What the task asks
Search the material below for the word "SMEd". Copy every line that has it.

>> begin

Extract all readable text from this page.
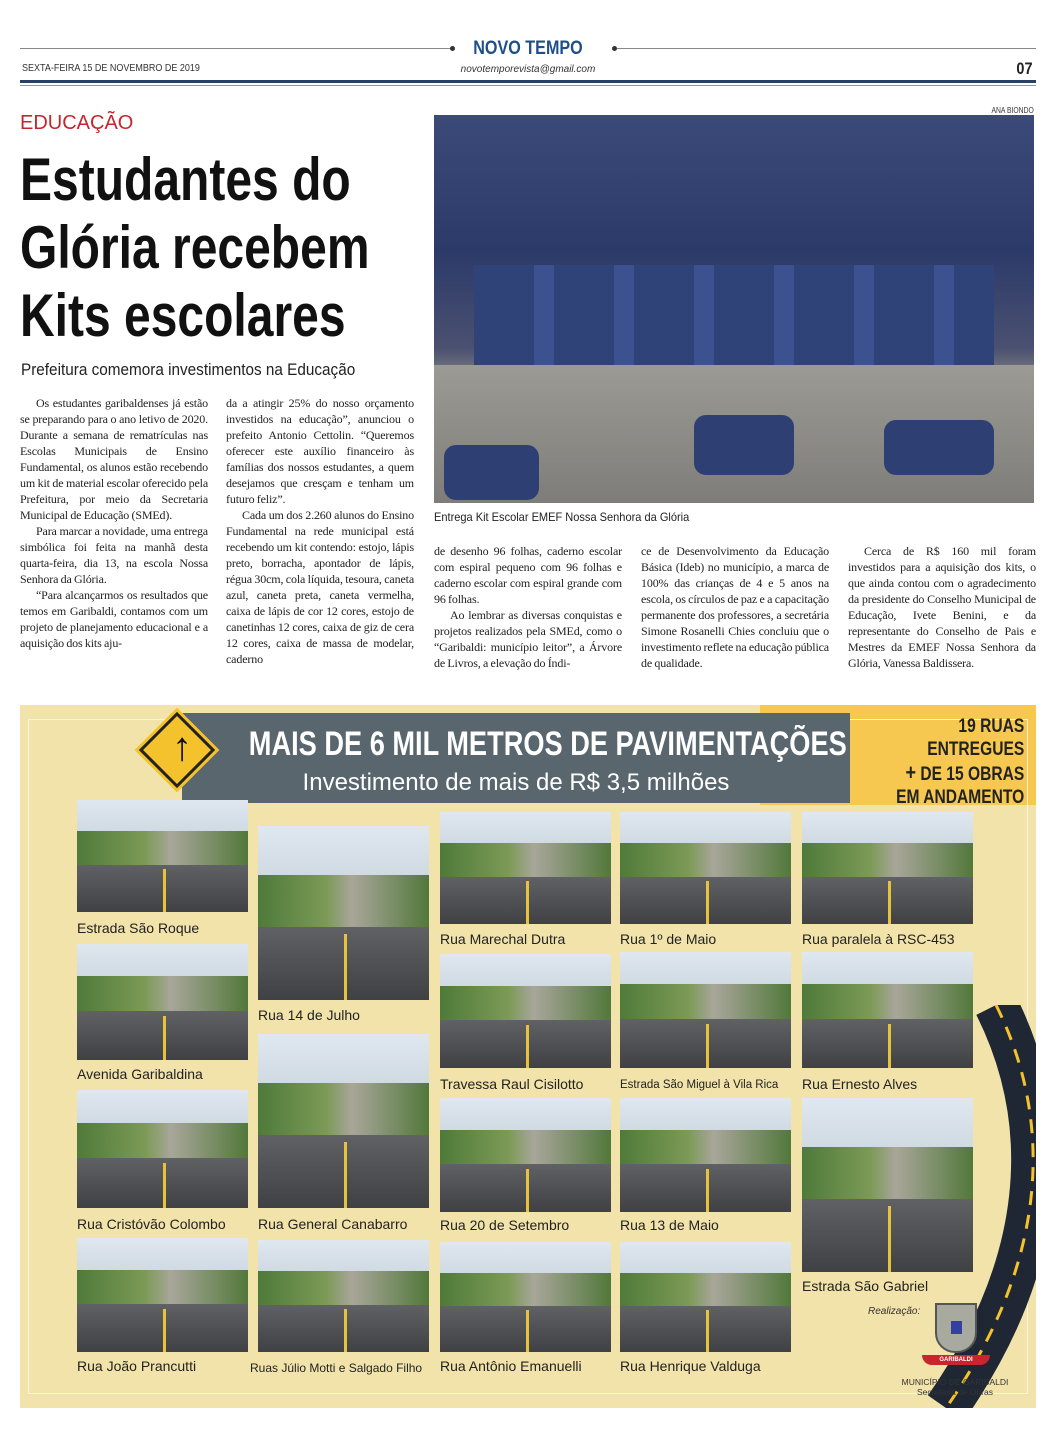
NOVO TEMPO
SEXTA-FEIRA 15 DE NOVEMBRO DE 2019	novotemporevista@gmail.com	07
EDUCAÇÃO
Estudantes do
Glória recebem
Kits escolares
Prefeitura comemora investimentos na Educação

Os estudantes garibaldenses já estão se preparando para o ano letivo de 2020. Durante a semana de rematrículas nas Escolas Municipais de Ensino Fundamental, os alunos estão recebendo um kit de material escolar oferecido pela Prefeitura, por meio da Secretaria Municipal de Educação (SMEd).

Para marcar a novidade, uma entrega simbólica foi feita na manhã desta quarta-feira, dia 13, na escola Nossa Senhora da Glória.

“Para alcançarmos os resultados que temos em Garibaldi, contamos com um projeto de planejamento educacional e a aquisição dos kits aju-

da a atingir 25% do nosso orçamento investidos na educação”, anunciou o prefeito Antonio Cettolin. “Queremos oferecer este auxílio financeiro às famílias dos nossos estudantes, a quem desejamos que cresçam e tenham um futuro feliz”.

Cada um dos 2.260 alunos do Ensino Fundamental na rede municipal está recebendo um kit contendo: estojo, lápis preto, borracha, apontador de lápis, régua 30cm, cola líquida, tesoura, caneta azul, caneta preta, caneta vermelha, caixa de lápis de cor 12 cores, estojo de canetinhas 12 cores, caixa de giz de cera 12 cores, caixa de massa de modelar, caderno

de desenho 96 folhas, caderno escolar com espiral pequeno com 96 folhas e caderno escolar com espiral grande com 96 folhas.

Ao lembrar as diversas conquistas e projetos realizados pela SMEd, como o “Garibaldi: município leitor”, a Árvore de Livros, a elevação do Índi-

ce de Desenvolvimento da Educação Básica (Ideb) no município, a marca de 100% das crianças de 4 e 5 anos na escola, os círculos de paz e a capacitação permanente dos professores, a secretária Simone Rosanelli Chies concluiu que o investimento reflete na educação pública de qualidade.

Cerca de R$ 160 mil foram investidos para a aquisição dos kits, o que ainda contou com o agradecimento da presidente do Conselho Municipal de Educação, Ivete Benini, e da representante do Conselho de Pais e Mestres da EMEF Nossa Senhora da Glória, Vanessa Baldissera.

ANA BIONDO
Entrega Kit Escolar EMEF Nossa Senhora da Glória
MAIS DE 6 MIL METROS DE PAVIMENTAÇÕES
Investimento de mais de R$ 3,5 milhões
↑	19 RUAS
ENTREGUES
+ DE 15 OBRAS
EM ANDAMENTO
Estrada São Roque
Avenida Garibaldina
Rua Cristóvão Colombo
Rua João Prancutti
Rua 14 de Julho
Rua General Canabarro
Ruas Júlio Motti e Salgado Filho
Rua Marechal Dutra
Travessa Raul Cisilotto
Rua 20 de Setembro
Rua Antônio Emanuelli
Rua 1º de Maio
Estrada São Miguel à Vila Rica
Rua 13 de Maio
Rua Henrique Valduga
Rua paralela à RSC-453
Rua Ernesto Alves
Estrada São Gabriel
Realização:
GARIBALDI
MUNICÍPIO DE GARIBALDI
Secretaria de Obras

>> end

Reply to the exercise
Os estudantes garibaldenses já estão se preparando para o ano letivo de 2020. Durante a semana de rematrículas nas Escolas Municipais de Ensino Fundamental, os alunos estão recebendo um kit de material escolar oferecido pela Prefeitura, por meio da Secretaria Municipal de Educação (SMEd).
Ao lembrar as diversas conquistas e projetos realizados pela SMEd, como o “Garibaldi: município leitor”, a Árvore de Livros, a elevação do Índi-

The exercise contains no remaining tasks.